* Challenge
Scan the listing below. Report each line that includes "calculate".
----
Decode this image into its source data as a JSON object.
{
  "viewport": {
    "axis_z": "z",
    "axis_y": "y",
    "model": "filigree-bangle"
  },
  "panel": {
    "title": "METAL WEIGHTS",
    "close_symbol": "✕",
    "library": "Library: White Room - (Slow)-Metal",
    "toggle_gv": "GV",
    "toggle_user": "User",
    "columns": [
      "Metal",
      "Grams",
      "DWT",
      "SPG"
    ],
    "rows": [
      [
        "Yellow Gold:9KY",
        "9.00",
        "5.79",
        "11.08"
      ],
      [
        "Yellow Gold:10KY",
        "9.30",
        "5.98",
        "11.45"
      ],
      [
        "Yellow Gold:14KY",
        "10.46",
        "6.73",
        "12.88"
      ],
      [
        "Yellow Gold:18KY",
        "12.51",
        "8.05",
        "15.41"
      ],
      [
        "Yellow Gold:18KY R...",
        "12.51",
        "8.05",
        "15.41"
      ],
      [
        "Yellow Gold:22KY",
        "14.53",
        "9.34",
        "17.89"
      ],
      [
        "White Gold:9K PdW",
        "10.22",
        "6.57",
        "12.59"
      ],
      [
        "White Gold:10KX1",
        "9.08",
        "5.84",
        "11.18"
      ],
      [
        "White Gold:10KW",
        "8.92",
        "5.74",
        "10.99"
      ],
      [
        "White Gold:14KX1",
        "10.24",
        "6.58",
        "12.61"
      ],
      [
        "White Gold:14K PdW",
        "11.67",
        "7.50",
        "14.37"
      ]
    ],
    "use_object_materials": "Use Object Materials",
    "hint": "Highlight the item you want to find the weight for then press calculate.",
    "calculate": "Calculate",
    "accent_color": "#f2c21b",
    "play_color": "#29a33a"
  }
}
----
* Solution
    "hint": "Highlight the item you want to find the weight for then press calculate.",
    "calculate": "Calculate",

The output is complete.